==== Extracted data ====

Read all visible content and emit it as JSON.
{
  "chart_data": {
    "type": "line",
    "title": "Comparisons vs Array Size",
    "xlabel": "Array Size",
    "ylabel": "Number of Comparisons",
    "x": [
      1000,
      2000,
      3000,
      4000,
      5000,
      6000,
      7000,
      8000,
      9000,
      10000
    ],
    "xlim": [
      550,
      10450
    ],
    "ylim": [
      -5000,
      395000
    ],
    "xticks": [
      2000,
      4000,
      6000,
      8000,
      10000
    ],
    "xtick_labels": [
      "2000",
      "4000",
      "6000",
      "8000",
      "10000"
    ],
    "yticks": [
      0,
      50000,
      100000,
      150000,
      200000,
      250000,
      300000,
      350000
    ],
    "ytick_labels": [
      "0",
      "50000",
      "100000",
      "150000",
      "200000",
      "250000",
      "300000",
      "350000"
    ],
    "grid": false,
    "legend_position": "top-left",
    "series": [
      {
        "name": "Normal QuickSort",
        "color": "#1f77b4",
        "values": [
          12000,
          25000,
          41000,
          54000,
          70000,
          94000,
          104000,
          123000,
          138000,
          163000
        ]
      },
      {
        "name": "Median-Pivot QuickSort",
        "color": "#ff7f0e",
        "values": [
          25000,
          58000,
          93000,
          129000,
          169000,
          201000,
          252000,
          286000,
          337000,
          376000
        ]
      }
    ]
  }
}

====
==== Extracted data ====

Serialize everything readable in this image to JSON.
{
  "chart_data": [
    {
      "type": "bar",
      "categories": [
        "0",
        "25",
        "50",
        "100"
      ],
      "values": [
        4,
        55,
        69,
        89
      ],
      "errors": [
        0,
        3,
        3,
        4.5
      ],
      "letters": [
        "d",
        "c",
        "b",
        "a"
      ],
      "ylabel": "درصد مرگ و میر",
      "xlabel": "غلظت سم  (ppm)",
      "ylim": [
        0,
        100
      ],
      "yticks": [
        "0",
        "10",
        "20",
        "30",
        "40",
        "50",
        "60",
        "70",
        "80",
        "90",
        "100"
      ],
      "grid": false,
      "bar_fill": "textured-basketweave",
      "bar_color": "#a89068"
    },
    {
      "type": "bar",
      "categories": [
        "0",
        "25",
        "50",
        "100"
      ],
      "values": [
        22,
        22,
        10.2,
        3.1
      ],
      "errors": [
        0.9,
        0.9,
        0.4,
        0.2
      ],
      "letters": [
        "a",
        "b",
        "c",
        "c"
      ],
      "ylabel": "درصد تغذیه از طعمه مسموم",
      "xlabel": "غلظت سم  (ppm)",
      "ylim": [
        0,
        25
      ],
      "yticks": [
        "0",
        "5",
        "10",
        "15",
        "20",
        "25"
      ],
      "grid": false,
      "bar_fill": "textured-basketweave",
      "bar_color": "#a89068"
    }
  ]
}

====
==== Extracted data ====

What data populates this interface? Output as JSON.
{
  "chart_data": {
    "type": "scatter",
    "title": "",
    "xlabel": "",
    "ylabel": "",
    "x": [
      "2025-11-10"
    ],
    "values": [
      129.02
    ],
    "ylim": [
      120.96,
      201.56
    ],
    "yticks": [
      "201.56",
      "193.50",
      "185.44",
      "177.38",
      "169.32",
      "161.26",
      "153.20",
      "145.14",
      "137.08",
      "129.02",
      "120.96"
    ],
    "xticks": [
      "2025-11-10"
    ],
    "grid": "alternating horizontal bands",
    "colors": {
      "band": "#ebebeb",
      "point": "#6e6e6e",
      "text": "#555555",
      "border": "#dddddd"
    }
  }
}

====

### [To do]
Looking at the entries above, how many lines contain the word "Size"? Answer with the number alone.

### [The result]
2